A block of data

+--

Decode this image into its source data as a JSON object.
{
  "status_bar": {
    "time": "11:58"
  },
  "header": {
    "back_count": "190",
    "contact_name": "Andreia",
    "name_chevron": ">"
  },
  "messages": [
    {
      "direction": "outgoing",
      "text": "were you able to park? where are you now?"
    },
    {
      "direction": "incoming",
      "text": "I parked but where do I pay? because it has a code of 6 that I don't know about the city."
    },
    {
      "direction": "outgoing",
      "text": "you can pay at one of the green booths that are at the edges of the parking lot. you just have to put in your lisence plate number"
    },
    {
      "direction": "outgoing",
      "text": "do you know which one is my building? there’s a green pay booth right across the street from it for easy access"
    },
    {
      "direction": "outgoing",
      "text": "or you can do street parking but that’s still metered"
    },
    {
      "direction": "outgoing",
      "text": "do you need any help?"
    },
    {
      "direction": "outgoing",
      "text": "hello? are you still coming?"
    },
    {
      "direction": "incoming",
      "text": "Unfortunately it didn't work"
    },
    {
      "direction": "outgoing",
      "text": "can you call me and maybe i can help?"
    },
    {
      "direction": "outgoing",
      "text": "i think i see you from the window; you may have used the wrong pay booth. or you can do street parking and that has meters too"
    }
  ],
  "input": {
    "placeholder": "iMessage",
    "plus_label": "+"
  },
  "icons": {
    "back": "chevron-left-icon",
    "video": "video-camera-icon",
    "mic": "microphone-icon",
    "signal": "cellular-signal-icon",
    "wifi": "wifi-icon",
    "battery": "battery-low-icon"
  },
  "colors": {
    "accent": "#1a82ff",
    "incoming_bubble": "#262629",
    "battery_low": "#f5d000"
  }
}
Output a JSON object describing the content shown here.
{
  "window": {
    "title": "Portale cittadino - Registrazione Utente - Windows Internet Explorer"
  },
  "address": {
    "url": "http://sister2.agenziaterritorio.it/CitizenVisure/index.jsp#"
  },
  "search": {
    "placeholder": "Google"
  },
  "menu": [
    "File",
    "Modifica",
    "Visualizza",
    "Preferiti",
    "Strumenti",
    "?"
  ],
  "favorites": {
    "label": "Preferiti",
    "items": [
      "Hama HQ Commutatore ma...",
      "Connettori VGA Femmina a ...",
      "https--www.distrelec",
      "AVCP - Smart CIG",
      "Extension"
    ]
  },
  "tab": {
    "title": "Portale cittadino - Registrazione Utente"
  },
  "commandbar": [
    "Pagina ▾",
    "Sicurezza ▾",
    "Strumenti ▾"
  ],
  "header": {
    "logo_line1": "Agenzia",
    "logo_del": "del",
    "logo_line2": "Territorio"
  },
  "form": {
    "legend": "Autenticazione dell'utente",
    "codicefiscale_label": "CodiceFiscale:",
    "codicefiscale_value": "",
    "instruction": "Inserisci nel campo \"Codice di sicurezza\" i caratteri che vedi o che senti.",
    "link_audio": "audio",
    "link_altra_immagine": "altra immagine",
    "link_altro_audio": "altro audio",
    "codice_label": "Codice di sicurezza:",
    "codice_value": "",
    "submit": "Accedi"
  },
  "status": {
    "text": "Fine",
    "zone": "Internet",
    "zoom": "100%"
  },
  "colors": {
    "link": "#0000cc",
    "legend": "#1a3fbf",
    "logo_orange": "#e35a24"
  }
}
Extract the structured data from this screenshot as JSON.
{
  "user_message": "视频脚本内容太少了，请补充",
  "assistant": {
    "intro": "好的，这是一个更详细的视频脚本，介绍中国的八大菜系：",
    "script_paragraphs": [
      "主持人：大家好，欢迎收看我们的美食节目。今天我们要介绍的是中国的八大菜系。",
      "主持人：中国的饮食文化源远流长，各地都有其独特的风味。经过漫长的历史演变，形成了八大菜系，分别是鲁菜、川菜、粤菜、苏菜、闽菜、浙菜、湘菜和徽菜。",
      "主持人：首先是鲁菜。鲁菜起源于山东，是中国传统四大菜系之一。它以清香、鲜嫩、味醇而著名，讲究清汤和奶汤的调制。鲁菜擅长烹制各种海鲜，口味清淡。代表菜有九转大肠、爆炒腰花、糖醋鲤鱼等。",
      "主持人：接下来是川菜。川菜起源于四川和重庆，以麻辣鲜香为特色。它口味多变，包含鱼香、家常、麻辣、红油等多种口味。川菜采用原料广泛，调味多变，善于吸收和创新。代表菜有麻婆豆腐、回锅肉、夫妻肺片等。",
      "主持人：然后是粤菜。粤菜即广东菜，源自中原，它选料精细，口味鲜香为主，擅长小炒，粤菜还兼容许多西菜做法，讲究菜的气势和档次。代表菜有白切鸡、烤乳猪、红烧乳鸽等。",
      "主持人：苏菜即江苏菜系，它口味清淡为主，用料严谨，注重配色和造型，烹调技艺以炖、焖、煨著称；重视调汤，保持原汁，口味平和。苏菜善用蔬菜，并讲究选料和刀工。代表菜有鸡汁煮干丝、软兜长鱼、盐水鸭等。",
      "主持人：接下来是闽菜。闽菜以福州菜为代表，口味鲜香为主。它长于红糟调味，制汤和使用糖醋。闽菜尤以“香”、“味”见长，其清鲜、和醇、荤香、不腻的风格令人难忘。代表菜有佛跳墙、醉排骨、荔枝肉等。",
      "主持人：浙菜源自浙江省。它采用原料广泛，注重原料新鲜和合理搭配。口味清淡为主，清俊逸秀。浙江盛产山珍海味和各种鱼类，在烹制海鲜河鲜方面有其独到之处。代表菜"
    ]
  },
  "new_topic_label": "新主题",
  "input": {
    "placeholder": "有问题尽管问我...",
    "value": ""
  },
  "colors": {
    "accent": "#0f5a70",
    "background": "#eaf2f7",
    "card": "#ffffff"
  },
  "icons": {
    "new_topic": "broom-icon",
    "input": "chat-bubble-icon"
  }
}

+--

Prompt => From the entries above, return each line with the word "object" in it.

Output below =>
Decode this image into its source data as a JSON object.
Output a JSON object describing the content shown here.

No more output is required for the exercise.